# Polaris ATV



## BigJoeC (Apr 29, 2010)

Does anyone plow w/ a Polaris Xplorer. I have a 2000 Polaris Xplorer 250 4x4 *2 STROKE* w/ a 5ft 6in plow and it plows amazingly. Last winter we had over 2ft of snow. My dad was at the airport plowing with an Oshkosh. I had the quad. I did my hole driveway (which is so long you can fit 3 semis lined up). I started out in 4 wheel drive, low gear, plow up and angled. It only took me an hour. That quad is soooo strong!!!! My neighbors with their little snow blowers were so jealous!


----------



## IPLOWSNO (Oct 11, 2008)

nope most of us have four smokes, but love them old two smokes take care of her


----------



## BigJoeC (Apr 29, 2010)

Yea, I know. I've never seen a 2 stroke utility. Shes very strong though!


----------



## IPLOWSNO (Oct 11, 2008)

yea , they are rare thats why i said to take care of it lol you'll see in 20 years when ya show up to a rally and start her up , what i mean lol


----------



## BigJoeC (Apr 29, 2010)

Here she is, just did some paint touch up.


----------



## IPLOWSNO (Oct 11, 2008)

she is a clean green machine


----------

# [Extracted data]
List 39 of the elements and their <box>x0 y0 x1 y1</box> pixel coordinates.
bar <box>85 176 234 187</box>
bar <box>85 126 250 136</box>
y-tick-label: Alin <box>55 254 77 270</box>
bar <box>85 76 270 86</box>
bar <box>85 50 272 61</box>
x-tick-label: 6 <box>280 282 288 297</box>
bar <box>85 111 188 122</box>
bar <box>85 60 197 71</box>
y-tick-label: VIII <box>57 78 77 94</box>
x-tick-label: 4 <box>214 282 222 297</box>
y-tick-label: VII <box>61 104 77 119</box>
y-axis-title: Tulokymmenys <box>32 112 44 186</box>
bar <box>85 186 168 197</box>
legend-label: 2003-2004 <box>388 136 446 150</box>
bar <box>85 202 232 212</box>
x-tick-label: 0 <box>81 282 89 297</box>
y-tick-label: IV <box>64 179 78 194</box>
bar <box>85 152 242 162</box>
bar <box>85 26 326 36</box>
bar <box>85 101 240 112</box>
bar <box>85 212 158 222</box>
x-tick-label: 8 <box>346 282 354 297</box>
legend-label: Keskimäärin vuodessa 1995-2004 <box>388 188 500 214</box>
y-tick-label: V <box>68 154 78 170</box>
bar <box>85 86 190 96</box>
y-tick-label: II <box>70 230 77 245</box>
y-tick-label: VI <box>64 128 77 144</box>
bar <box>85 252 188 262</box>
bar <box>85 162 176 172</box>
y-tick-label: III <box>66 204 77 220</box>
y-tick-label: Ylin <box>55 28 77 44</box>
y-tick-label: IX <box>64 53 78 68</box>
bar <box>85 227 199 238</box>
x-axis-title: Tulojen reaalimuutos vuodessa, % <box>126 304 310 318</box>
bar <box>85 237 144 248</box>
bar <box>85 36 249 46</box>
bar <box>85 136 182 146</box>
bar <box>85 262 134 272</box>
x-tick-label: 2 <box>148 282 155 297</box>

==

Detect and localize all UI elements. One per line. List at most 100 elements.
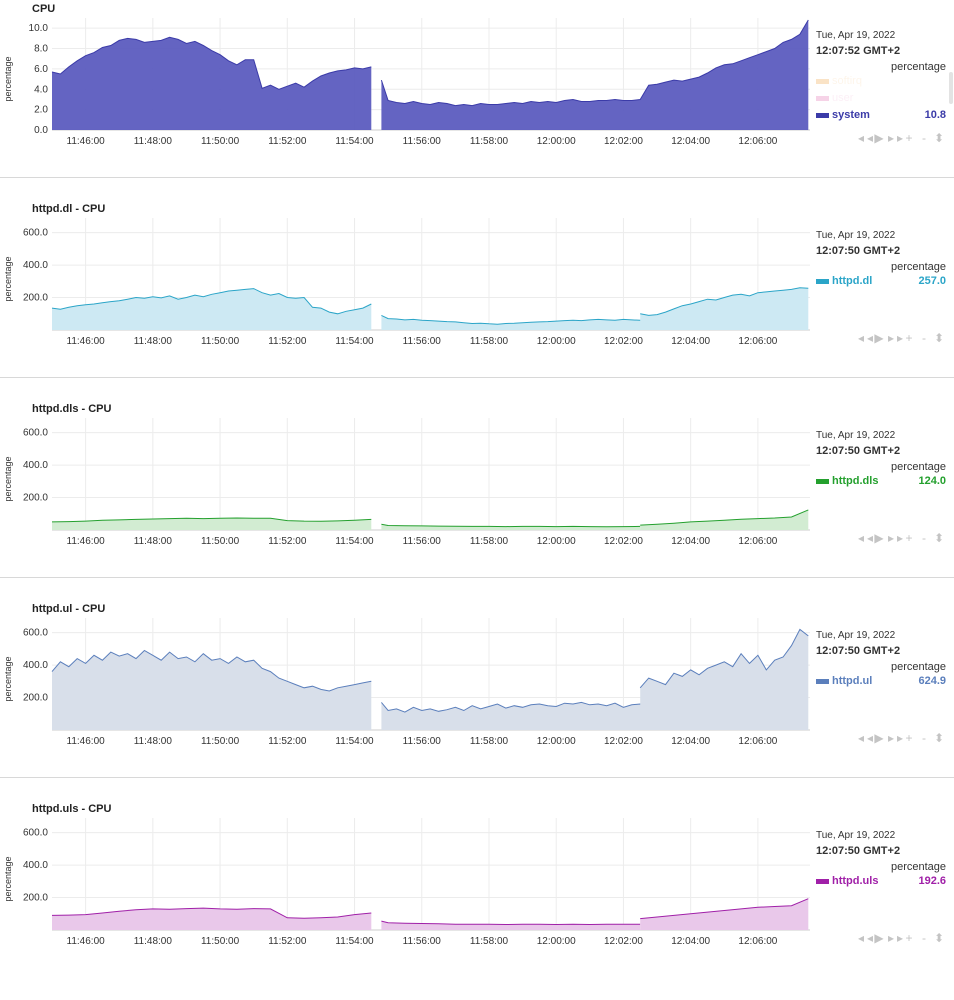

# [Goal]
Reproduce the Polaris ATV forum thread word for word between "yea , they are" and "paint touch up.", inclusive.

# [Solution to this exercise]
yea , they are rare thats why i said to take care of it lol you'll see in 20 years when ya show up to a rally and start her up , what i mean lol


----------



## BigJoeC (Apr 29, 2010)

Here she is, just did some paint touch up.